▶ **AIM**:
Identify the line in which "Give me the" appears, then reproduce that line and all remaining lines of the records word for word.

* * *

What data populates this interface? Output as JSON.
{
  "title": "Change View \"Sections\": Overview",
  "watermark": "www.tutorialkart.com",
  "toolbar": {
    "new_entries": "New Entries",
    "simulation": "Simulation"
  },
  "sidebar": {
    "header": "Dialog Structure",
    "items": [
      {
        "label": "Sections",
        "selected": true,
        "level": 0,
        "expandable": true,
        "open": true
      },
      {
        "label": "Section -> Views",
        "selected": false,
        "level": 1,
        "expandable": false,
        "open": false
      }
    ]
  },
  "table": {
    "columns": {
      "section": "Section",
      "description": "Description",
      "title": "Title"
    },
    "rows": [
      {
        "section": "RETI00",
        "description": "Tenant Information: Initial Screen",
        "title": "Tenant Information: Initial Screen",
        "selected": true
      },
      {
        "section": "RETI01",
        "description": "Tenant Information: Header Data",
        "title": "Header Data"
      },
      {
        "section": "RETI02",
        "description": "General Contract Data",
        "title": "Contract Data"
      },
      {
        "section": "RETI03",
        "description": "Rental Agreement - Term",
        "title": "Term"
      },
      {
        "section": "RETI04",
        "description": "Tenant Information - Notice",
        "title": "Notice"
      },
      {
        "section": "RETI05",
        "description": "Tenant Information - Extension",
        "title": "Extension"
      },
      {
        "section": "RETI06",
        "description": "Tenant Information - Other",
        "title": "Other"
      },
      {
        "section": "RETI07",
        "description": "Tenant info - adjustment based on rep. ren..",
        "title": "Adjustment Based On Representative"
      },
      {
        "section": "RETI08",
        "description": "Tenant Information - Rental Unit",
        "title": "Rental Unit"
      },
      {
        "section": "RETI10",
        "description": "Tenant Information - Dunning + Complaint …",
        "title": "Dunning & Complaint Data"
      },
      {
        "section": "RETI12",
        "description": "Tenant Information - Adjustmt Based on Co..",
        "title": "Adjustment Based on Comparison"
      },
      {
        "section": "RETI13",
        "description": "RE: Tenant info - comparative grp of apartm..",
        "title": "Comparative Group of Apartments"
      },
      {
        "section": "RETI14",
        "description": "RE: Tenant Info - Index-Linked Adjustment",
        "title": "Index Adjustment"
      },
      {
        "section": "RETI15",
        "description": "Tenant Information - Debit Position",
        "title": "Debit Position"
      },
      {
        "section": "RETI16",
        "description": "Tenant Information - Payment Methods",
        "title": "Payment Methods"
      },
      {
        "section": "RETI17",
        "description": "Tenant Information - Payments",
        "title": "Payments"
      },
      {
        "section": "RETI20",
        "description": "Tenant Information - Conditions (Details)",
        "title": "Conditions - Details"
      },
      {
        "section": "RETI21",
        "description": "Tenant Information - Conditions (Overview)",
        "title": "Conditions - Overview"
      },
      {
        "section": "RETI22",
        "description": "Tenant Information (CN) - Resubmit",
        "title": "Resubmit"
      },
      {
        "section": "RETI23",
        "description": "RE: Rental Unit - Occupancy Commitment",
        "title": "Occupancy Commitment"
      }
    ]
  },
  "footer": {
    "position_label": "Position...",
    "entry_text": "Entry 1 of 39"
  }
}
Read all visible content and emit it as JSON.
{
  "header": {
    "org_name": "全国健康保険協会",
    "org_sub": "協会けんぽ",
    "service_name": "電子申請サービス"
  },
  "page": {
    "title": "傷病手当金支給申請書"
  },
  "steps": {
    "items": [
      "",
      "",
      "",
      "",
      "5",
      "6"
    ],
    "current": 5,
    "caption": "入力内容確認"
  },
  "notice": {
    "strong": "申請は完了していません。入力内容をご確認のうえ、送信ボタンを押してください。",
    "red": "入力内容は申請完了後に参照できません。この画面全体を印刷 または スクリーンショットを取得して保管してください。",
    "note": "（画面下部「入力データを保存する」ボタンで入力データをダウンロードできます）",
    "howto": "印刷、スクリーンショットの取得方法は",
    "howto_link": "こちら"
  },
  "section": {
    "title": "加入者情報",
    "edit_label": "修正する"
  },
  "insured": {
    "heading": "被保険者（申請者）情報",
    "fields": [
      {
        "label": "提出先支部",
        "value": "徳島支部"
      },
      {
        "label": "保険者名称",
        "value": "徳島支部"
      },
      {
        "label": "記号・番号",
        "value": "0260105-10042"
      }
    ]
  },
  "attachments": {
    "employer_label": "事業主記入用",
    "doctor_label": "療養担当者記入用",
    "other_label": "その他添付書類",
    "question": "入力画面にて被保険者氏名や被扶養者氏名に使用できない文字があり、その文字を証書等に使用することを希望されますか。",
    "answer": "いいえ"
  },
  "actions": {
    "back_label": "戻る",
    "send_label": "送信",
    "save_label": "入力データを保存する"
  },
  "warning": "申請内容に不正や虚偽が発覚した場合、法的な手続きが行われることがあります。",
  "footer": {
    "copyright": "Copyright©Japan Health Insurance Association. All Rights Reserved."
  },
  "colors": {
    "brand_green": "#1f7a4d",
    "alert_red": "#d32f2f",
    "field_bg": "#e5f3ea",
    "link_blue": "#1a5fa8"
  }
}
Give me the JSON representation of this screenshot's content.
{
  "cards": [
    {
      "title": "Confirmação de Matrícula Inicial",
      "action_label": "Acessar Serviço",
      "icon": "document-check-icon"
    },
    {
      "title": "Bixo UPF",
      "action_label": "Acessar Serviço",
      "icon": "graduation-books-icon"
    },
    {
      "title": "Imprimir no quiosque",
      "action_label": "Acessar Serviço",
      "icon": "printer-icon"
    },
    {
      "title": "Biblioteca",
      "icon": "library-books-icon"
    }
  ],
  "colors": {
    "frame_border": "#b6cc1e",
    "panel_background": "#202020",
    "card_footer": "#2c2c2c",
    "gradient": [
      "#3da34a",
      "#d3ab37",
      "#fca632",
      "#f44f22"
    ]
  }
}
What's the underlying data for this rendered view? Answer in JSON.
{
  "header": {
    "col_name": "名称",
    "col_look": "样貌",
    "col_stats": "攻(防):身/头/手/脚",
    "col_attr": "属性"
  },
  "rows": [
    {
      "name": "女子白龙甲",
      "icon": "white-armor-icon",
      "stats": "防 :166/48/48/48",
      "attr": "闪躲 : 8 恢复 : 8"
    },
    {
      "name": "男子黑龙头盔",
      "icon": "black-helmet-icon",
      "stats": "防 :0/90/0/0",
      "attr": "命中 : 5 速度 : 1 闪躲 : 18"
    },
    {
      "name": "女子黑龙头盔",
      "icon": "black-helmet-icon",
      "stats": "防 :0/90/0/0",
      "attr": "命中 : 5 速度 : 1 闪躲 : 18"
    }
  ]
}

* * *

▶ **WRITTEN RESPONSE**:
Give me the JSON representation of this screenshot's content.
{
  "cards": [
    {
      "title": "Confirmação de Matrícula Inicial",
      "action_label": "Acessar Serviço",
      "icon": "document-check-icon"
    },
    {
      "title": "Bixo UPF",
      "action_label": "Acessar Serviço",
      "icon": "graduation-books-icon"
    },
    {
      "title": "Imprimir no quiosque",
      "action_label": "Acessar Serviço",
      "icon": "printer-icon"
    },
    {
      "title": "Biblioteca",
      "icon": "library-books-icon"
    }
  ],
  "colors": {
    "frame_border": "#b6cc1e",
    "panel_background": "#202020",
    "card_footer": "#2c2c2c",
    "gradient": [
      "#3da34a",
      "#d3ab37",
      "#fca632",
      "#f44f22"
    ]
  }
}
What's the underlying data for this rendered view? Answer in JSON.
{
  "header": {
    "col_name": "名称",
    "col_look": "样貌",
    "col_stats": "攻(防):身/头/手/脚",
    "col_attr": "属性"
  },
  "rows": [
    {
      "name": "女子白龙甲",
      "icon": "white-armor-icon",
      "stats": "防 :166/48/48/48",
      "attr": "闪躲 : 8 恢复 : 8"
    },
    {
      "name": "男子黑龙头盔",
      "icon": "black-helmet-icon",
      "stats": "防 :0/90/0/0",
      "attr": "命中 : 5 速度 : 1 闪躲 : 18"
    },
    {
      "name": "女子黑龙头盔",
      "icon": "black-helmet-icon",
      "stats": "防 :0/90/0/0",
      "attr": "命中 : 5 速度 : 1 闪躲 : 18"
    }
  ]
}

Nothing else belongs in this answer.